Find the word "kohatu" in the material below and gather every line that contains it.

Dataset items:
+ + +

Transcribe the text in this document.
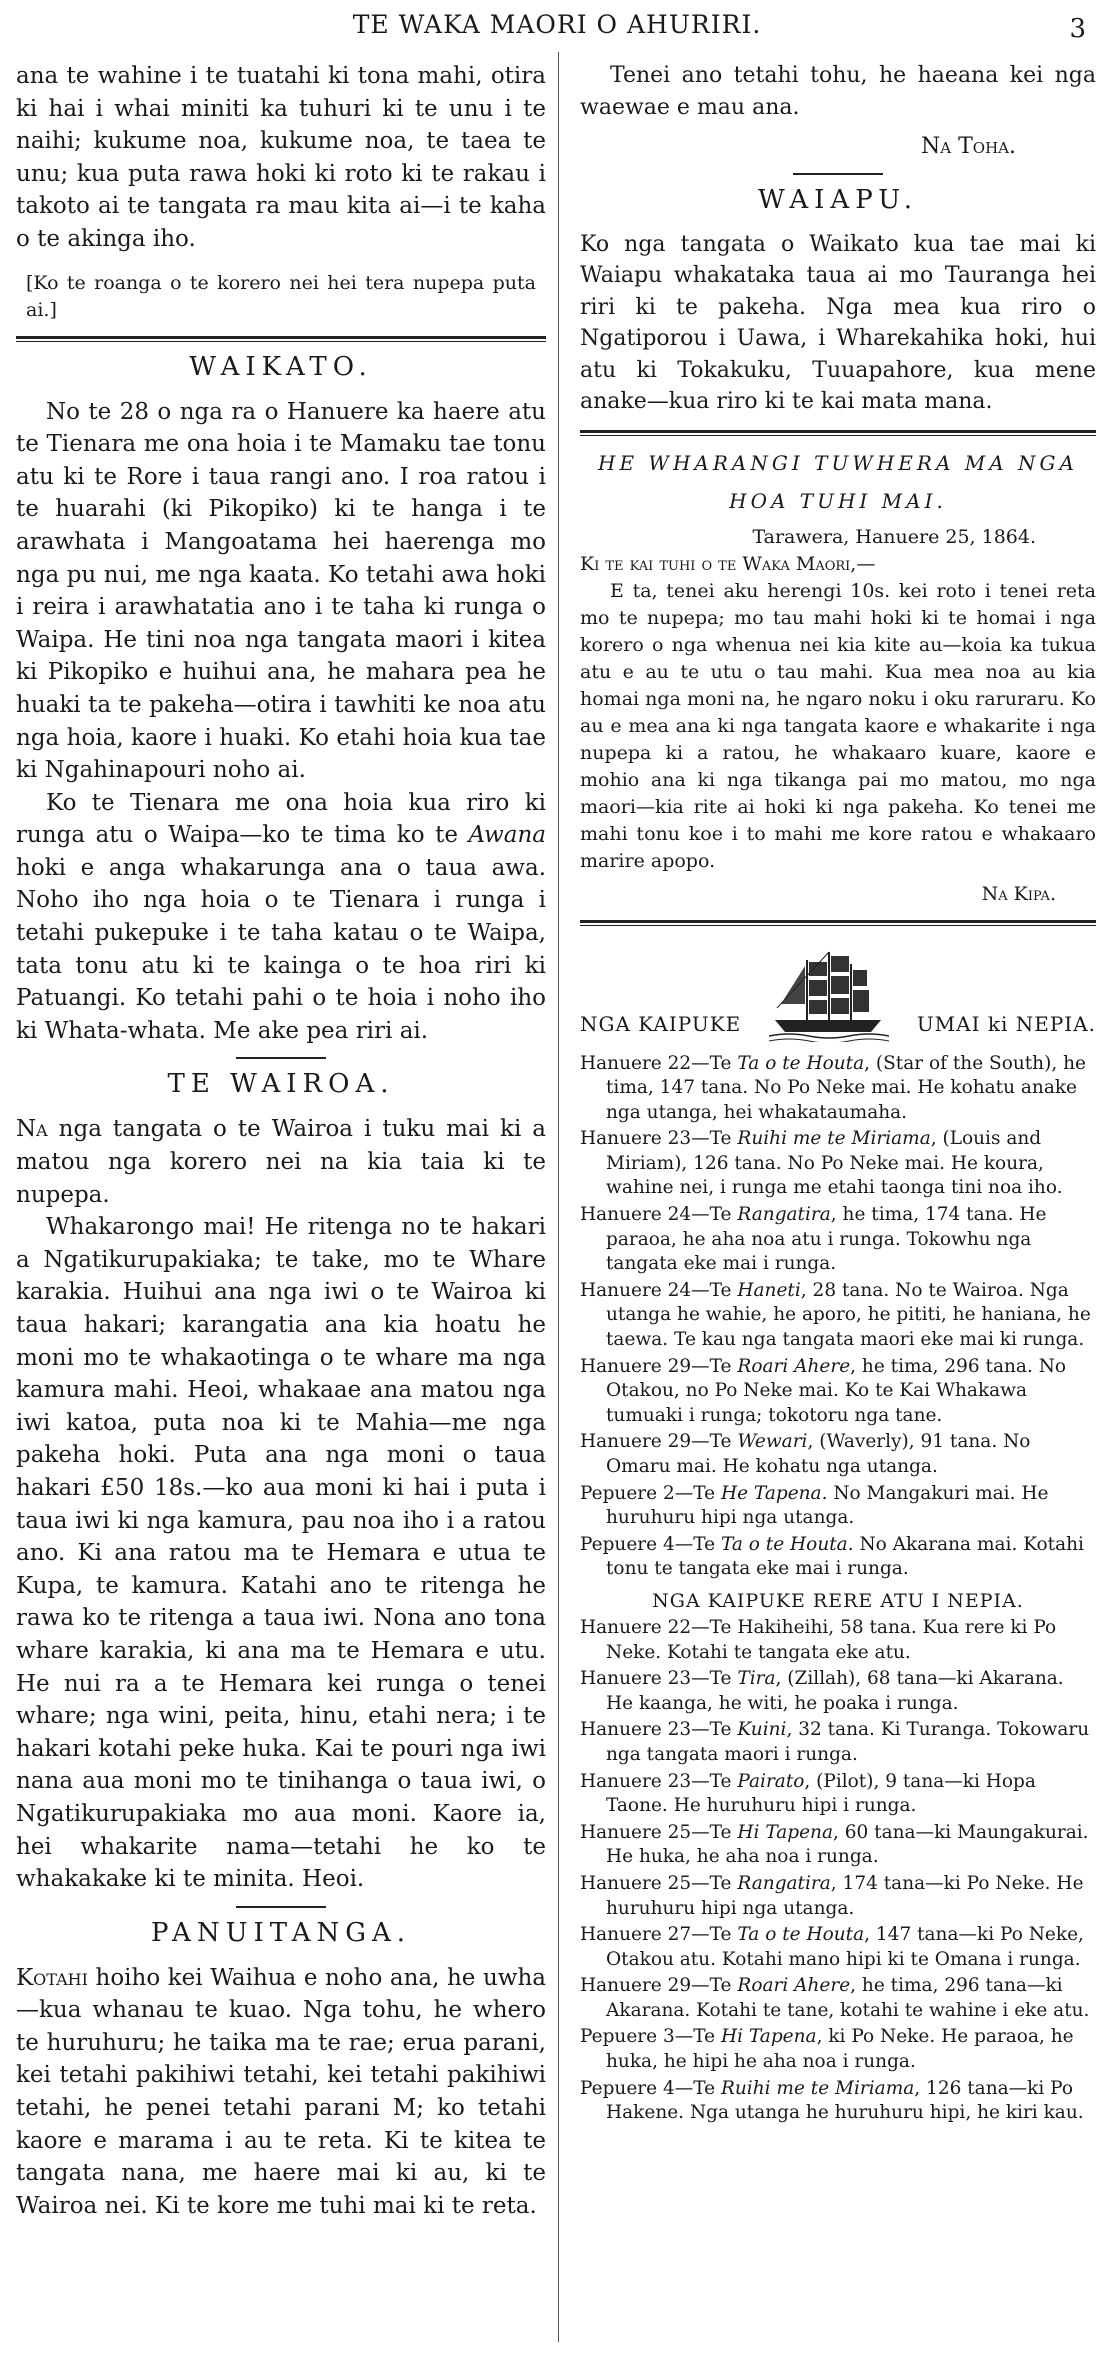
TE WAKA MAORI O AHURIRI.	3

ana te wahine i te tuatahi ki tona mahi, otira ki hai i whai miniti ka tuhuri ki te unu i te naihi; kukume noa, kukume noa, te taea te unu; kua puta rawa hoki ki roto ki te rakau i takoto ai te tangata ra mau kita ai—i te kaha o te akinga iho.

[Ko te roanga o te korero nei hei tera nupepa puta ai.]

WAIKATO.

No te 28 o nga ra o Hanuere ka haere atu te Tienara me ona hoia i te Mamaku tae tonu atu ki te Rore i taua rangi ano. I roa ratou i te huarahi (ki Pikopiko) ki te hanga i te arawhata i Mangoatama hei haerenga mo nga pu nui, me nga kaata. Ko tetahi awa hoki i reira i arawhatatia ano i te taha ki runga o Waipa. He tini noa nga tangata maori i kitea ki Pikopiko e huihui ana, he mahara pea he huaki ta te pakeha—otira i tawhiti ke noa atu nga hoia, kaore i huaki. Ko etahi hoia kua tae ki Ngahinapouri noho ai.

Ko te Tienara me ona hoia kua riro ki runga atu o Waipa—ko te tima ko te Awana hoki e anga whakarunga ana o taua awa. Noho iho nga hoia o te Tienara i runga i tetahi pukepuke i te taha katau o te Waipa, tata tonu atu ki te kainga o te hoa riri ki Patuangi. Ko tetahi pahi o te hoia i noho iho ki Whata-whata. Me ake pea riri ai.

TE WAIROA.

Na nga tangata o te Wairoa i tuku mai ki a matou nga korero nei na kia taia ki te nupepa.

Whakarongo mai! He ritenga no te hakari a Ngatikurupakiaka; te take, mo te Whare karakia. Huihui ana nga iwi o te Wairoa ki taua hakari; karangatia ana kia hoatu he moni mo te whakaotinga o te whare ma nga kamura mahi. Heoi, whakaae ana matou nga iwi katoa, puta noa ki te Mahia—me nga pakeha hoki. Puta ana nga moni o taua hakari £50 18s.—ko aua moni ki hai i puta i taua iwi ki nga kamura, pau noa iho i a ratou ano. Ki ana ratou ma te Hemara e utua te Kupa, te kamura. Katahi ano te ritenga he rawa ko te ritenga a taua iwi. Nona ano tona whare karakia, ki ana ma te Hemara e utu. He nui ra a te Hemara kei runga o tenei whare; nga wini, peita, hinu, etahi nera; i te hakari kotahi peke huka. Kai te pouri nga iwi nana aua moni mo te tinihanga o taua iwi, o Ngatikurupakiaka mo aua moni. Kaore ia, hei whakarite nama—tetahi he ko te whakakake ki te minita. Heoi.

PANUITANGA.

Kotahi hoiho kei Waihua e noho ana, he uwha—kua whanau te kuao. Nga tohu, he whero te huruhuru; he taika ma te rae; erua parani, kei tetahi pakihiwi tetahi, kei tetahi pakihiwi tetahi, he penei tetahi parani M; ko tetahi kaore e marama i au te reta. Ki te kitea te tangata nana, me haere mai ki au, ki te Wairoa nei. Ki te kore me tuhi mai ki te reta.

Tenei ano tetahi tohu, he haeana kei nga waewae e mau ana.

Na Toha.

WAIAPU.

Ko nga tangata o Waikato kua tae mai ki Waiapu whakataka taua ai mo Tauranga hei riri ki te pakeha. Nga mea kua riro o Ngatiporou i Uawa, i Wharekahika hoki, hui atu ki Tokakuku, Tuuapahore, kua mene anake—kua riro ki te kai mata mana.

HE WHARANGI TUWHERA MA NGA
HOA TUHI MAI.

Tarawera, Hanuere 25, 1864.

Ki te kai tuhi o te Waka Maori,—

E ta, tenei aku herengi 10s. kei roto i tenei reta mo te nupepa; mo tau mahi hoki ki te homai i nga korero o nga whenua nei kia kite au—koia ka tukua atu e au te utu o tau mahi. Kua mea noa au kia homai nga moni na, he ngaro noku i oku raruraru. Ko au e mea ana ki nga tangata kaore e whakarite i nga nupepa ki a ratou, he whakaaro kuare, kaore e mohio ana ki nga tikanga pai mo matou, mo nga maori—kia rite ai hoki ki nga pakeha. Ko tenei me mahi tonu koe i to mahi me kore ratou e whakaaro marire apopo.

Na Kipa.

NGA KAIPUKE	UMAI ki NEPIA.

Hanuere 22—Te Ta o te Houta, (Star of the South), he tima, 147 tana. No Po Neke mai. He kohatu anake nga utanga, hei whakataumaha.

Hanuere 23—Te Ruihi me te Miriama, (Louis and Miriam), 126 tana. No Po Neke mai. He koura, wahine nei, i runga me etahi taonga tini noa iho.

Hanuere 24—Te Rangatira, he tima, 174 tana. He paraoa, he aha noa atu i runga. Tokowhu nga tangata eke mai i runga.

Hanuere 24—Te Haneti, 28 tana. No te Wairoa. Nga utanga he wahie, he aporo, he pititi, he haniana, he taewa. Te kau nga tangata maori eke mai ki runga.

Hanuere 29—Te Roari Ahere, he tima, 296 tana. No Otakou, no Po Neke mai. Ko te Kai Whakawa tumuaki i runga; tokotoru nga tane.

Hanuere 29—Te Wewari, (Waverly), 91 tana. No Omaru mai. He kohatu nga utanga.

Pepuere 2—Te He Tapena. No Mangakuri mai. He huruhuru hipi nga utanga.

Pepuere 4—Te Ta o te Houta. No Akarana mai. Kotahi tonu te tangata eke mai i runga.

NGA KAIPUKE RERE ATU I NEPIA.

Hanuere 22—Te Hakiheihi, 58 tana. Kua rere ki Po Neke. Kotahi te tangata eke atu.

Hanuere 23—Te Tira, (Zillah), 68 tana—ki Akarana. He kaanga, he witi, he poaka i runga.

Hanuere 23—Te Kuini, 32 tana. Ki Turanga. Tokowaru nga tangata maori i runga.

Hanuere 23—Te Pairato, (Pilot), 9 tana—ki Hopa Taone. He huruhuru hipi i runga.

Hanuere 25—Te Hi Tapena, 60 tana—ki Maungakurai. He huka, he aha noa i runga.

Hanuere 25—Te Rangatira, 174 tana—ki Po Neke. He huruhuru hipi nga utanga.

Hanuere 27—Te Ta o te Houta, 147 tana—ki Po Neke, Otakou atu. Kotahi mano hipi ki te Omana i runga.

Hanuere 29—Te Roari Ahere, he tima, 296 tana—ki Akarana. Kotahi te tane, kotahi te wahine i eke atu.

Pepuere 3—Te Hi Tapena, ki Po Neke. He paraoa, he huka, he hipi he aha noa i runga.

Pepuere 4—Te Ruihi me te Miriama, 126 tana—ki Po Hakene. Nga utanga he huruhuru hipi, he kiri kau.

+ + +

FINISHED EXERCISE —
Hanuere 22—Te Ta o te Houta, (Star of the South), he tima, 147 tana. No Po Neke mai. He kohatu anake nga utanga, hei whakataumaha.
Hanuere 29—Te Wewari, (Waverly), 91 tana. No Omaru mai. He kohatu nga utanga.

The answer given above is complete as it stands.